Task directions: Count how many lines of the entries contain the word "ROAD", and reply with the number alone.

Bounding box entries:
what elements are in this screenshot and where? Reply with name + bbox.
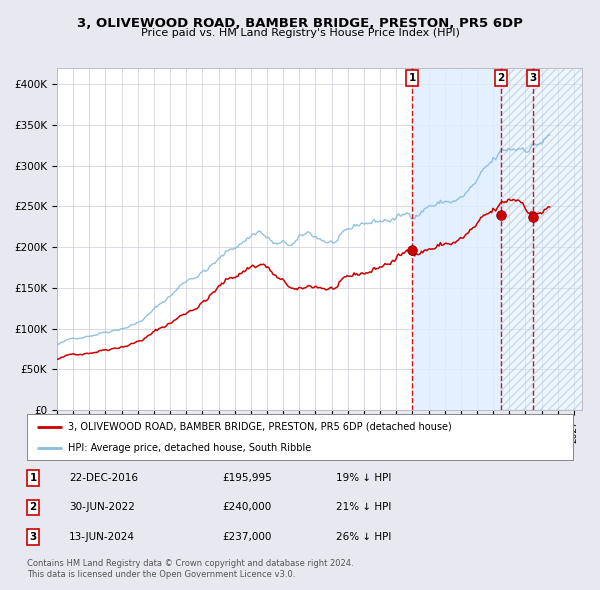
Text: 1: 1 xyxy=(29,473,37,483)
Text: 19% ↓ HPI: 19% ↓ HPI xyxy=(336,473,391,483)
Text: 3: 3 xyxy=(529,73,536,83)
Text: £237,000: £237,000 xyxy=(222,532,271,542)
Text: 3, OLIVEWOOD ROAD, BAMBER BRIDGE, PRESTON, PR5 6DP: 3, OLIVEWOOD ROAD, BAMBER BRIDGE, PRESTO… xyxy=(77,17,523,30)
Text: £195,995: £195,995 xyxy=(222,473,272,483)
Text: 26% ↓ HPI: 26% ↓ HPI xyxy=(336,532,391,542)
Text: £240,000: £240,000 xyxy=(222,503,271,512)
Text: 2: 2 xyxy=(497,73,505,83)
Bar xyxy=(412,68,501,410)
Text: 13-JUN-2024: 13-JUN-2024 xyxy=(69,532,135,542)
Text: 21% ↓ HPI: 21% ↓ HPI xyxy=(336,503,391,512)
Bar xyxy=(501,68,600,410)
Text: 30-JUN-2022: 30-JUN-2022 xyxy=(69,503,135,512)
Text: This data is licensed under the Open Government Licence v3.0.: This data is licensed under the Open Gov… xyxy=(27,571,295,579)
Text: 1: 1 xyxy=(409,73,416,83)
Text: Contains HM Land Registry data © Crown copyright and database right 2024.: Contains HM Land Registry data © Crown c… xyxy=(27,559,353,568)
Text: 22-DEC-2016: 22-DEC-2016 xyxy=(69,473,138,483)
Text: 2: 2 xyxy=(29,503,37,512)
Text: 3: 3 xyxy=(29,532,37,542)
Text: 3, OLIVEWOOD ROAD, BAMBER BRIDGE, PRESTON, PR5 6DP (detached house): 3, OLIVEWOOD ROAD, BAMBER BRIDGE, PRESTO… xyxy=(68,422,452,432)
Text: Price paid vs. HM Land Registry's House Price Index (HPI): Price paid vs. HM Land Registry's House … xyxy=(140,28,460,38)
Text: HPI: Average price, detached house, South Ribble: HPI: Average price, detached house, Sout… xyxy=(68,442,311,453)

Answer to the task: 2